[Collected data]
⟨

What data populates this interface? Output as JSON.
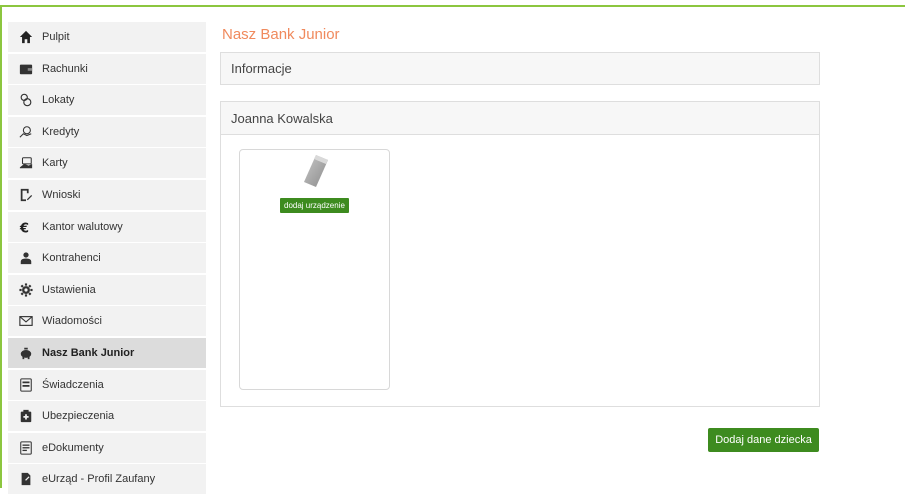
{
  "sidebar": {
    "items": [
      {
        "label": "Pulpit",
        "icon": "home-icon"
      },
      {
        "label": "Rachunki",
        "icon": "wallet-icon"
      },
      {
        "label": "Lokaty",
        "icon": "coins-icon"
      },
      {
        "label": "Kredyty",
        "icon": "hand-money-icon"
      },
      {
        "label": "Karty",
        "icon": "card-hand-icon"
      },
      {
        "label": "Wnioski",
        "icon": "form-icon"
      },
      {
        "label": "Kantor walutowy",
        "icon": "euro-icon"
      },
      {
        "label": "Kontrahenci",
        "icon": "contacts-icon"
      },
      {
        "label": "Ustawienia",
        "icon": "gear-icon"
      },
      {
        "label": "Wiadomości",
        "icon": "envelope-icon"
      },
      {
        "label": "Nasz Bank Junior",
        "icon": "piggy-bank-icon",
        "active": true
      },
      {
        "label": "Świadczenia",
        "icon": "benefits-icon"
      },
      {
        "label": "Ubezpieczenia",
        "icon": "insurance-icon"
      },
      {
        "label": "eDokumenty",
        "icon": "documents-icon"
      },
      {
        "label": "eUrząd - Profil Zaufany",
        "icon": "profile-icon"
      }
    ]
  },
  "main": {
    "title": "Nasz Bank Junior",
    "info_panel": "Informacje",
    "child_panel": {
      "name": "Joanna Kowalska",
      "add_device_label": "dodaj urządzenie"
    },
    "add_child_label": "Dodaj dane dziecka"
  },
  "colors": {
    "accent_green": "#3d8b1f",
    "frame_green": "#8cc63f",
    "title_orange": "#f08a5d"
  }
}
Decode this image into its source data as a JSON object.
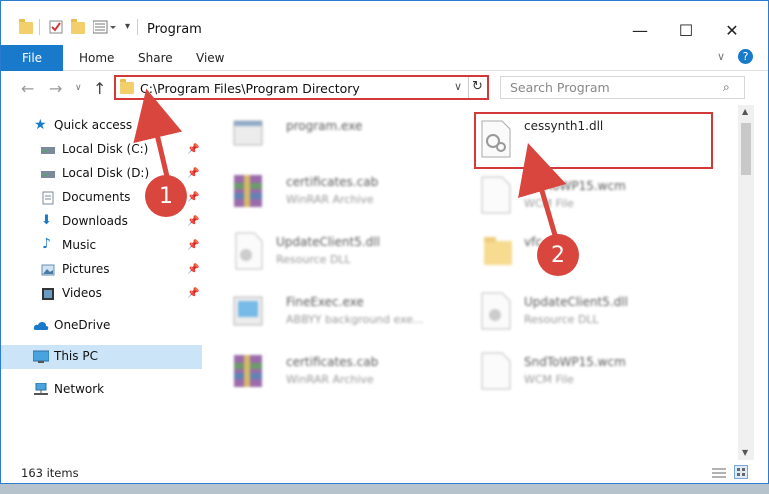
{
  "window": {
    "title": "Program",
    "controls": {
      "minimize": "—",
      "maximize": "☐",
      "close": "✕"
    }
  },
  "ribbon": {
    "tabs": [
      "File",
      "Home",
      "Share",
      "View"
    ],
    "help": "?"
  },
  "navigation": {
    "address": "C:\\Program Files\\Program Directory",
    "search_placeholder": "Search Program"
  },
  "sidebar": {
    "items": [
      {
        "label": "Quick access",
        "icon": "star-icon"
      },
      {
        "label": "Local Disk (C:)",
        "icon": "drive-icon",
        "pinned": true
      },
      {
        "label": "Local Disk (D:)",
        "icon": "drive-icon",
        "pinned": true
      },
      {
        "label": "Documents",
        "icon": "documents-icon",
        "pinned": true
      },
      {
        "label": "Downloads",
        "icon": "download-icon",
        "pinned": true
      },
      {
        "label": "Music",
        "icon": "music-icon",
        "pinned": true
      },
      {
        "label": "Pictures",
        "icon": "pictures-icon",
        "pinned": true
      },
      {
        "label": "Videos",
        "icon": "videos-icon",
        "pinned": true
      },
      {
        "label": "OneDrive",
        "icon": "cloud-icon"
      },
      {
        "label": "This PC",
        "icon": "computer-icon",
        "selected": true
      },
      {
        "label": "Network",
        "icon": "network-icon"
      }
    ]
  },
  "files": {
    "left": [
      {
        "name": "program.exe",
        "type": ""
      },
      {
        "name": "certificates.cab",
        "type": "WinRAR Archive"
      },
      {
        "name": "UpdateClient5.dll",
        "type": "Resource DLL"
      },
      {
        "name": "FineExec.exe",
        "type": "ABBYY background exe..."
      },
      {
        "name": "certificates.cab",
        "type": "WinRAR Archive"
      }
    ],
    "right": [
      {
        "name": "cessynth1.dll",
        "type": ""
      },
      {
        "name": "SndToWP15.wcm",
        "type": "WCM File"
      },
      {
        "name": "vfc",
        "type": ""
      },
      {
        "name": "UpdateClient5.dll",
        "type": "Resource DLL"
      },
      {
        "name": "SndToWP15.wcm",
        "type": "WCM File"
      }
    ]
  },
  "annotations": {
    "step1": "1",
    "step2": "2"
  },
  "status": {
    "count": "163 items"
  },
  "colors": {
    "accent": "#1979ca",
    "highlight": "#d23a3a",
    "badge": "#d9463e"
  }
}
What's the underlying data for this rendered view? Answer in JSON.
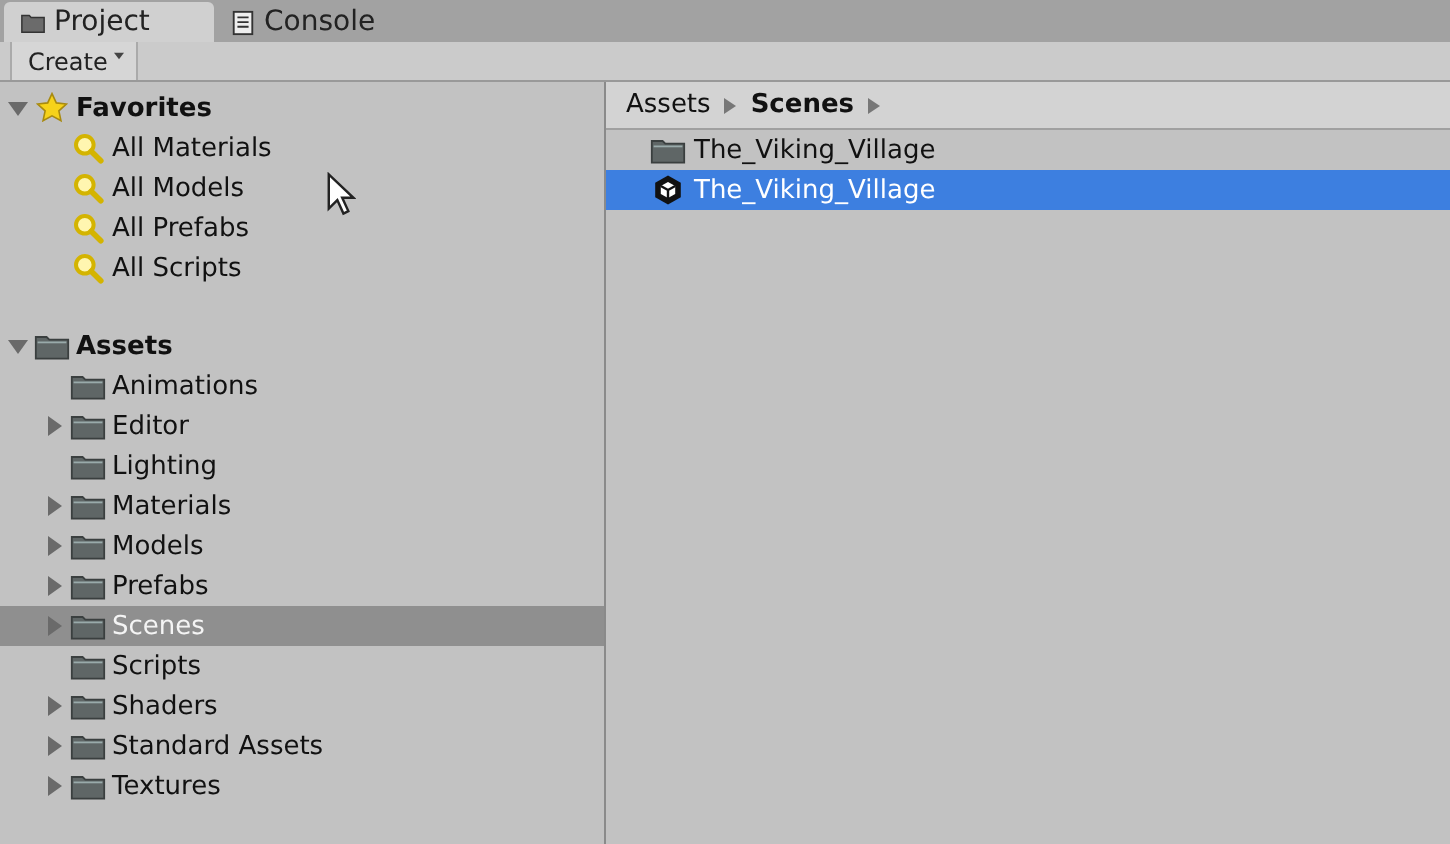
{
  "tabs": [
    {
      "label": "Project",
      "kind": "project",
      "selected": true
    },
    {
      "label": "Console",
      "kind": "console",
      "selected": false
    }
  ],
  "toolbar": {
    "create_button": "Create"
  },
  "tree": [
    {
      "label": "Favorites",
      "kind": "favorites",
      "expanded": true,
      "children": [
        {
          "label": "All Materials",
          "kind": "search"
        },
        {
          "label": "All Models",
          "kind": "search"
        },
        {
          "label": "All Prefabs",
          "kind": "search"
        },
        {
          "label": "All Scripts",
          "kind": "search"
        }
      ]
    },
    {
      "label": "Assets",
      "kind": "folder",
      "expanded": true,
      "children": [
        {
          "label": "Animations",
          "kind": "folder",
          "expandable": false,
          "selected": false
        },
        {
          "label": "Editor",
          "kind": "folder",
          "expandable": true,
          "selected": false
        },
        {
          "label": "Lighting",
          "kind": "folder",
          "expandable": false,
          "selected": false
        },
        {
          "label": "Materials",
          "kind": "folder",
          "expandable": true,
          "selected": false
        },
        {
          "label": "Models",
          "kind": "folder",
          "expandable": true,
          "selected": false
        },
        {
          "label": "Prefabs",
          "kind": "folder",
          "expandable": true,
          "selected": false
        },
        {
          "label": "Scenes",
          "kind": "folder",
          "expandable": true,
          "selected": true
        },
        {
          "label": "Scripts",
          "kind": "folder",
          "expandable": false,
          "selected": false
        },
        {
          "label": "Shaders",
          "kind": "folder",
          "expandable": true,
          "selected": false
        },
        {
          "label": "Standard Assets",
          "kind": "folder",
          "expandable": true,
          "selected": false
        },
        {
          "label": "Textures",
          "kind": "folder",
          "expandable": true,
          "selected": false
        }
      ]
    }
  ],
  "breadcrumb": [
    "Assets",
    "Scenes"
  ],
  "files": [
    {
      "name": "The_Viking_Village",
      "kind": "folder",
      "selected": false
    },
    {
      "name": "The_Viking_Village",
      "kind": "scene",
      "selected": true
    }
  ]
}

⟩

__What this task involves__.
Provide the number of lines in the entries that include "JSON", and no other text.

__Worked solution__.
3